=== TASK INPUT ===
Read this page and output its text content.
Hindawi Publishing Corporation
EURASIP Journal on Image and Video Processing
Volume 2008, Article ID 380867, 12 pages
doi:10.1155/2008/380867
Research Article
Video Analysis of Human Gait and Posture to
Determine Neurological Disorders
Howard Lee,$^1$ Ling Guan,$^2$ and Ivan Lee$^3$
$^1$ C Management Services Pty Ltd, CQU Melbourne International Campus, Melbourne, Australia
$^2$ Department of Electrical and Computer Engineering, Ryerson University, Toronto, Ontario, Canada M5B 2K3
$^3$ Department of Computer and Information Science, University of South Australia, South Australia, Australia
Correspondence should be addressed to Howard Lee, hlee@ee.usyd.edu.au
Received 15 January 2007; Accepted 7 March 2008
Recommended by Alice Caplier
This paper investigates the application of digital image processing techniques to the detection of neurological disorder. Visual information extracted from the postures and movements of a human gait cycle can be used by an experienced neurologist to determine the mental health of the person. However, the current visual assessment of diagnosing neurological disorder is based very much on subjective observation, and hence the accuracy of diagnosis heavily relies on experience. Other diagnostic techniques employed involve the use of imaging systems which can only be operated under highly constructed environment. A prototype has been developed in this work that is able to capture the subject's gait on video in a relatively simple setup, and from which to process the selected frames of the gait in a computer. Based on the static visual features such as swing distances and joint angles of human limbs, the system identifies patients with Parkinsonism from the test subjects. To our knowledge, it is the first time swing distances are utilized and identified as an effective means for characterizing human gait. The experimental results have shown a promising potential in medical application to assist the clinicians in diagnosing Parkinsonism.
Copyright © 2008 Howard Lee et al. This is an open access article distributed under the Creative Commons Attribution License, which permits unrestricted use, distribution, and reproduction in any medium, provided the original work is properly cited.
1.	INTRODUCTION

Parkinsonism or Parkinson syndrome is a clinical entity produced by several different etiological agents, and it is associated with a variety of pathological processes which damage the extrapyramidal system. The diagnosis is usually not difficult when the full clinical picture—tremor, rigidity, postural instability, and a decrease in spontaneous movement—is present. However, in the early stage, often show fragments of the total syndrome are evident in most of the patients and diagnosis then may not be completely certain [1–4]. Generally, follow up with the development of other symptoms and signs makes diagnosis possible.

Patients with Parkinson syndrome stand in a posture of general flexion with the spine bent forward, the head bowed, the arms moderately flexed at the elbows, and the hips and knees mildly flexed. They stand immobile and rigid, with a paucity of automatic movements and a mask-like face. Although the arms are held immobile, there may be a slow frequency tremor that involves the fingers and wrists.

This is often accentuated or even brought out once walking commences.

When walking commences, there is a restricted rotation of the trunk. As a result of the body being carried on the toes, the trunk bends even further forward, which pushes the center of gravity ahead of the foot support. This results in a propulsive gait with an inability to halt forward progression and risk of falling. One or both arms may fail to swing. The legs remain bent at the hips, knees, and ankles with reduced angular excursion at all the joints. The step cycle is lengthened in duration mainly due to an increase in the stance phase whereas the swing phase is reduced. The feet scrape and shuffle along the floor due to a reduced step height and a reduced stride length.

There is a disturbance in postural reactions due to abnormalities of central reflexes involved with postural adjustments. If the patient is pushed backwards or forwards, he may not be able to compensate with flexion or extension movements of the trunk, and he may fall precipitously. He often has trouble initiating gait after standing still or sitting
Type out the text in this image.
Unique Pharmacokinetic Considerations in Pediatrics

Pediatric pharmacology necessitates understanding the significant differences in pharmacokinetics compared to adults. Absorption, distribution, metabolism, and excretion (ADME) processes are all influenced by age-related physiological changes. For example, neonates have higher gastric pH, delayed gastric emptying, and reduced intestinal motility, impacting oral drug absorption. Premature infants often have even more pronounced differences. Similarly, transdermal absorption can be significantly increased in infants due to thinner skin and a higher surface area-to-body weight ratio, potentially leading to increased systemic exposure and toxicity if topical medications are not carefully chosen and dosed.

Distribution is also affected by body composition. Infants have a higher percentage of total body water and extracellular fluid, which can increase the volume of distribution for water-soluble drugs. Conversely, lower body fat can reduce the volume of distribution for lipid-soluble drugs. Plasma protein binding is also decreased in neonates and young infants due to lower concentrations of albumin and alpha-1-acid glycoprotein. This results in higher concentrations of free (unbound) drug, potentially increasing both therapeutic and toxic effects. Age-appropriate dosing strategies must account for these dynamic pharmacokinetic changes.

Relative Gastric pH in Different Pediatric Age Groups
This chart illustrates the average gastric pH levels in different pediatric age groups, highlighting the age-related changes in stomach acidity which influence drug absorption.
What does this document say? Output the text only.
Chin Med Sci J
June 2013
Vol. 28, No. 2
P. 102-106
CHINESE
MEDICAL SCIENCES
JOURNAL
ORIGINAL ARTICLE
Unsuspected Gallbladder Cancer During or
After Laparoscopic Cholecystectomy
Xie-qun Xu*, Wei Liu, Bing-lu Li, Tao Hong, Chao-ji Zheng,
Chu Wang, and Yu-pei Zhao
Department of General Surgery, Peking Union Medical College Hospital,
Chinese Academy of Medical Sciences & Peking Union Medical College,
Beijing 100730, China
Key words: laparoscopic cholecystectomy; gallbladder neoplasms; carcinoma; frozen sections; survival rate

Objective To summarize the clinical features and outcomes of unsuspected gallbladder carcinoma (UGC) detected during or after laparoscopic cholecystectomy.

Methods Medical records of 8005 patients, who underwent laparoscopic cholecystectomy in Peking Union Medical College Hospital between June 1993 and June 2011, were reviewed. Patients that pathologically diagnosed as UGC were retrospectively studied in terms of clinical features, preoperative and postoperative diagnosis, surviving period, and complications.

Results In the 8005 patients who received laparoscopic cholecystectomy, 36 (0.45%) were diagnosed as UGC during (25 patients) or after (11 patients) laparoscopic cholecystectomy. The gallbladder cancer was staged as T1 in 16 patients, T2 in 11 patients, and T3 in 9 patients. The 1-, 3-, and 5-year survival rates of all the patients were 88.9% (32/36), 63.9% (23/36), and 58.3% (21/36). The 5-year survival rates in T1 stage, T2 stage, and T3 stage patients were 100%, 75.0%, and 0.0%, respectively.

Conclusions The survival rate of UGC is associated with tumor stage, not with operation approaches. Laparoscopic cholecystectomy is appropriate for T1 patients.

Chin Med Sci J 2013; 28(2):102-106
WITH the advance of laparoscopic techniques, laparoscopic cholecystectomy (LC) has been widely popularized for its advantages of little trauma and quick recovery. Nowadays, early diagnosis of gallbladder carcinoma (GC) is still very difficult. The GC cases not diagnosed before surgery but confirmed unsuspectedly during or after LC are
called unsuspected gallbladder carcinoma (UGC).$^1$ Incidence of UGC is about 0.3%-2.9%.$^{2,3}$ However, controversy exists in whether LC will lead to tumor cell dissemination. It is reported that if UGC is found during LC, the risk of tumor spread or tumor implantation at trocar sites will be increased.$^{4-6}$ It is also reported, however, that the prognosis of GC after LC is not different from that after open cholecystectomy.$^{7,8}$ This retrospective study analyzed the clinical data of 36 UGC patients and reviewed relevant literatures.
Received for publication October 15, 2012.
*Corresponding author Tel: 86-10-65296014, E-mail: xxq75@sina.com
===
Set down every record above exactly as written.

> [FINISHED TASK]
Read this page and output its text content.
Hindawi Publishing Corporation
EURASIP Journal on Image and Video Processing
Volume 2008, Article ID 380867, 12 pages
doi:10.1155/2008/380867
Research Article
Video Analysis of Human Gait and Posture to
Determine Neurological Disorders
Howard Lee,$^1$ Ling Guan,$^2$ and Ivan Lee$^3$
$^1$ C Management Services Pty Ltd, CQU Melbourne International Campus, Melbourne, Australia
$^2$ Department of Electrical and Computer Engineering, Ryerson University, Toronto, Ontario, Canada M5B 2K3
$^3$ Department of Computer and Information Science, University of South Australia, South Australia, Australia
Correspondence should be addressed to Howard Lee, hlee@ee.usyd.edu.au
Received 15 January 2007; Accepted 7 March 2008
Recommended by Alice Caplier
This paper investigates the application of digital image processing techniques to the detection of neurological disorder. Visual information extracted from the postures and movements of a human gait cycle can be used by an experienced neurologist to determine the mental health of the person. However, the current visual assessment of diagnosing neurological disorder is based very much on subjective observation, and hence the accuracy of diagnosis heavily relies on experience. Other diagnostic techniques employed involve the use of imaging systems which can only be operated under highly constructed environment. A prototype has been developed in this work that is able to capture the subject's gait on video in a relatively simple setup, and from which to process the selected frames of the gait in a computer. Based on the static visual features such as swing distances and joint angles of human limbs, the system identifies patients with Parkinsonism from the test subjects. To our knowledge, it is the first time swing distances are utilized and identified as an effective means for characterizing human gait. The experimental results have shown a promising potential in medical application to assist the clinicians in diagnosing Parkinsonism.
Copyright © 2008 Howard Lee et al. This is an open access article distributed under the Creative Commons Attribution License, which permits unrestricted use, distribution, and reproduction in any medium, provided the original work is properly cited.
1.	INTRODUCTION

Parkinsonism or Parkinson syndrome is a clinical entity produced by several different etiological agents, and it is associated with a variety of pathological processes which damage the extrapyramidal system. The diagnosis is usually not difficult when the full clinical picture—tremor, rigidity, postural instability, and a decrease in spontaneous movement—is present. However, in the early stage, often show fragments of the total syndrome are evident in most of the patients and diagnosis then may not be completely certain [1–4]. Generally, follow up with the development of other symptoms and signs makes diagnosis possible.

Patients with Parkinson syndrome stand in a posture of general flexion with the spine bent forward, the head bowed, the arms moderately flexed at the elbows, and the hips and knees mildly flexed. They stand immobile and rigid, with a paucity of automatic movements and a mask-like face. Although the arms are held immobile, there may be a slow frequency tremor that involves the fingers and wrists.

This is often accentuated or even brought out once walking commences.

When walking commences, there is a restricted rotation of the trunk. As a result of the body being carried on the toes, the trunk bends even further forward, which pushes the center of gravity ahead of the foot support. This results in a propulsive gait with an inability to halt forward progression and risk of falling. One or both arms may fail to swing. The legs remain bent at the hips, knees, and ankles with reduced angular excursion at all the joints. The step cycle is lengthened in duration mainly due to an increase in the stance phase whereas the swing phase is reduced. The feet scrape and shuffle along the floor due to a reduced step height and a reduced stride length.

There is a disturbance in postural reactions due to abnormalities of central reflexes involved with postural adjustments. If the patient is pushed backwards or forwards, he may not be able to compensate with flexion or extension movements of the trunk, and he may fall precipitously. He often has trouble initiating gait after standing still or sitting
Type out the text in this image.
Unique Pharmacokinetic Considerations in Pediatrics

Pediatric pharmacology necessitates understanding the significant differences in pharmacokinetics compared to adults. Absorption, distribution, metabolism, and excretion (ADME) processes are all influenced by age-related physiological changes. For example, neonates have higher gastric pH, delayed gastric emptying, and reduced intestinal motility, impacting oral drug absorption. Premature infants often have even more pronounced differences. Similarly, transdermal absorption can be significantly increased in infants due to thinner skin and a higher surface area-to-body weight ratio, potentially leading to increased systemic exposure and toxicity if topical medications are not carefully chosen and dosed.

Distribution is also affected by body composition. Infants have a higher percentage of total body water and extracellular fluid, which can increase the volume of distribution for water-soluble drugs. Conversely, lower body fat can reduce the volume of distribution for lipid-soluble drugs. Plasma protein binding is also decreased in neonates and young infants due to lower concentrations of albumin and alpha-1-acid glycoprotein. This results in higher concentrations of free (unbound) drug, potentially increasing both therapeutic and toxic effects. Age-appropriate dosing strategies must account for these dynamic pharmacokinetic changes.

Relative Gastric pH in Different Pediatric Age Groups
This chart illustrates the average gastric pH levels in different pediatric age groups, highlighting the age-related changes in stomach acidity which influence drug absorption.
What does this document say? Output the text only.
Chin Med Sci J
June 2013
Vol. 28, No. 2
P. 102-106
CHINESE
MEDICAL SCIENCES
JOURNAL
ORIGINAL ARTICLE
Unsuspected Gallbladder Cancer During or
After Laparoscopic Cholecystectomy
Xie-qun Xu*, Wei Liu, Bing-lu Li, Tao Hong, Chao-ji Zheng,
Chu Wang, and Yu-pei Zhao
Department of General Surgery, Peking Union Medical College Hospital,
Chinese Academy of Medical Sciences & Peking Union Medical College,
Beijing 100730, China
Key words: laparoscopic cholecystectomy; gallbladder neoplasms; carcinoma; frozen sections; survival rate

Objective To summarize the clinical features and outcomes of unsuspected gallbladder carcinoma (UGC) detected during or after laparoscopic cholecystectomy.

Methods Medical records of 8005 patients, who underwent laparoscopic cholecystectomy in Peking Union Medical College Hospital between June 1993 and June 2011, were reviewed. Patients that pathologically diagnosed as UGC were retrospectively studied in terms of clinical features, preoperative and postoperative diagnosis, surviving period, and complications.

Results In the 8005 patients who received laparoscopic cholecystectomy, 36 (0.45%) were diagnosed as UGC during (25 patients) or after (11 patients) laparoscopic cholecystectomy. The gallbladder cancer was staged as T1 in 16 patients, T2 in 11 patients, and T3 in 9 patients. The 1-, 3-, and 5-year survival rates of all the patients were 88.9% (32/36), 63.9% (23/36), and 58.3% (21/36). The 5-year survival rates in T1 stage, T2 stage, and T3 stage patients were 100%, 75.0%, and 0.0%, respectively.

Conclusions The survival rate of UGC is associated with tumor stage, not with operation approaches. Laparoscopic cholecystectomy is appropriate for T1 patients.

Chin Med Sci J 2013; 28(2):102-106
WITH the advance of laparoscopic techniques, laparoscopic cholecystectomy (LC) has been widely popularized for its advantages of little trauma and quick recovery. Nowadays, early diagnosis of gallbladder carcinoma (GC) is still very difficult. The GC cases not diagnosed before surgery but confirmed unsuspectedly during or after LC are
called unsuspected gallbladder carcinoma (UGC).$^1$ Incidence of UGC is about 0.3%-2.9%.$^{2,3}$ However, controversy exists in whether LC will lead to tumor cell dissemination. It is reported that if UGC is found during LC, the risk of tumor spread or tumor implantation at trocar sites will be increased.$^{4-6}$ It is also reported, however, that the prognosis of GC after LC is not different from that after open cholecystectomy.$^{7,8}$ This retrospective study analyzed the clinical data of 36 UGC patients and reviewed relevant literatures.
Received for publication October 15, 2012.
*Corresponding author Tel: 86-10-65296014, E-mail: xxq75@sina.com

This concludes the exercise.